— Begin Records to use —

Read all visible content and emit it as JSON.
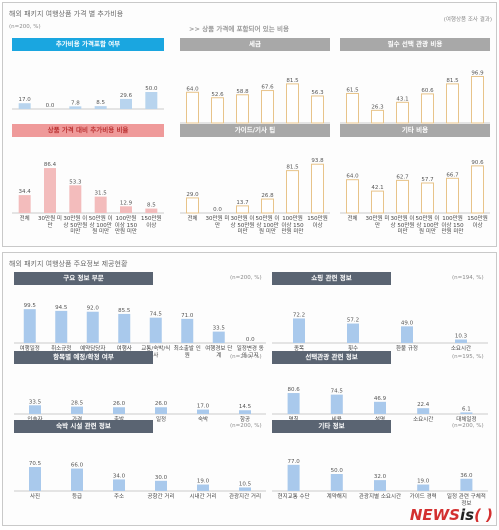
{
  "panel1": {
    "title": "해외 패키지 여행상품 가격 별 추가비용",
    "n": "(n=200, %)",
    "source": "(여행상품 조사 결과)",
    "included_banner": ">> 상품 가격에 포함되어 있는 비용",
    "x_categories": [
      "전체",
      "30만원 미만",
      "30만원 이상 50만원 미만",
      "50만원 이상 100만원 미만",
      "100만원 이상 150만원 미만",
      "150만원 이상"
    ]
  },
  "panel2": {
    "title": "해외 패키지 여행상품 주요정보 제공현황"
  },
  "logo": {
    "text1": "NEWS",
    "text2": "is",
    "text3": "( )"
  },
  "chart_data": [
    {
      "type": "bar",
      "title": "추가비용 가격포함 여부",
      "categories": [
        "전체",
        "30만원 미만",
        "30만원 이상 50만원 미만",
        "50만원 이상 100만원 미만",
        "100만원 이상 150만원 미만",
        "150만원 이상"
      ],
      "values": [
        17.0,
        0.0,
        7.8,
        8.5,
        29.6,
        50.0
      ],
      "color": "#b8d4ee"
    },
    {
      "type": "bar",
      "title": "상품 가격 대비 추가비용 비율",
      "categories": [
        "전체",
        "30만원 미만",
        "30만원 이상 50만원 미만",
        "50만원 이상 100만원 미만",
        "100만원 이상 150만원 미만",
        "150만원 이상"
      ],
      "values": [
        34.4,
        86.4,
        53.3,
        31.5,
        12.9,
        8.5
      ],
      "color": "#f3bcbc"
    },
    {
      "type": "bar",
      "title": "세금",
      "categories": [
        "전체",
        "30만원 미만",
        "30만원 이상 50만원 미만",
        "50만원 이상 100만원 미만",
        "100만원 이상 150만원 미만",
        "150만원 이상"
      ],
      "values": [
        64.0,
        52.6,
        58.8,
        67.6,
        81.5,
        56.3
      ],
      "color": "#ffffff",
      "stroke": "#e8c48a"
    },
    {
      "type": "bar",
      "title": "필수 선택 관광 비용",
      "categories": [
        "전체",
        "30만원 미만",
        "30만원 이상 50만원 미만",
        "50만원 이상 100만원 미만",
        "100만원 이상 150만원 미만",
        "150만원 이상"
      ],
      "values": [
        61.5,
        26.3,
        43.1,
        60.6,
        81.5,
        96.9
      ],
      "color": "#ffffff",
      "stroke": "#e8c48a"
    },
    {
      "type": "bar",
      "title": "가이드/기사 팁",
      "categories": [
        "전체",
        "30만원 미만",
        "30만원 이상 50만원 미만",
        "50만원 이상 100만원 미만",
        "100만원 이상 150만원 미만",
        "150만원 이상"
      ],
      "values": [
        29.0,
        0.0,
        13.7,
        26.8,
        81.5,
        93.8
      ],
      "color": "#ffffff",
      "stroke": "#e8c48a"
    },
    {
      "type": "bar",
      "title": "기타 비용",
      "categories": [
        "전체",
        "30만원 미만",
        "30만원 이상 50만원 미만",
        "50만원 이상 100만원 미만",
        "100만원 이상 150만원 미만",
        "150만원 이상"
      ],
      "values": [
        64.0,
        42.1,
        62.7,
        57.7,
        66.7,
        90.6
      ],
      "color": "#ffffff",
      "stroke": "#e8c48a"
    },
    {
      "type": "bar",
      "title": "구요 정보 부문",
      "n": "(n=200, %)",
      "categories": [
        "여행일정",
        "취소규정",
        "예약담당자 연락처",
        "여행사",
        "교통/숙박/식사",
        "최소출발 인원",
        "여행경보 단계",
        "일정변경 동의 고지"
      ],
      "values": [
        99.5,
        94.5,
        92.0,
        85.5,
        74.5,
        71.0,
        33.5,
        0.0
      ],
      "color": "#a9c9ec"
    },
    {
      "type": "bar",
      "title": "쇼핑 관련 정보",
      "n": "(n=194, %)",
      "categories": [
        "종목",
        "횟수",
        "환불 규정",
        "소요시간"
      ],
      "values": [
        72.2,
        57.2,
        49.0,
        10.3
      ],
      "color": "#a9c9ec"
    },
    {
      "type": "bar",
      "title": "항목별 예정/확정 여부",
      "n": "(n=200, %)",
      "categories": [
        "인솔자",
        "가격",
        "출발",
        "일정",
        "숙박",
        "항공"
      ],
      "values": [
        33.5,
        28.5,
        26.0,
        26.0,
        17.0,
        14.5
      ],
      "color": "#a9c9ec"
    },
    {
      "type": "bar",
      "title": "선택관광 관련 정보",
      "n": "(n=195, %)",
      "categories": [
        "명칭",
        "비용",
        "설명",
        "소요시간",
        "대체일정"
      ],
      "values": [
        80.6,
        74.5,
        46.9,
        22.4,
        6.1
      ],
      "color": "#a9c9ec"
    },
    {
      "type": "bar",
      "title": "숙박 시설 관련 정보",
      "n": "(n=200, %)",
      "categories": [
        "사진",
        "등급",
        "주소",
        "공항간 거리",
        "시내간 거리",
        "관광지간 거리"
      ],
      "values": [
        70.5,
        66.0,
        34.0,
        30.0,
        19.0,
        10.5
      ],
      "color": "#a9c9ec"
    },
    {
      "type": "bar",
      "title": "기타 정보",
      "n": "(n=200, %)",
      "categories": [
        "현지교통 수단",
        "계약해지",
        "관광지별 소요시간",
        "가이드 경력",
        "일정 관련 구체적 정보"
      ],
      "values": [
        77.0,
        50.0,
        32.0,
        19.0,
        36.0
      ],
      "color": "#a9c9ec"
    }
  ]
}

— End Records to use —

** What is asked **
From the data, pick out every line that includes "여행상품".

** The result **
    "title": "해외 패키지 여행상품 가격 별 추가비용",
    "source": "(여행상품 조사 결과)",
    "title": "해외 패키지 여행상품 주요정보 제공현황"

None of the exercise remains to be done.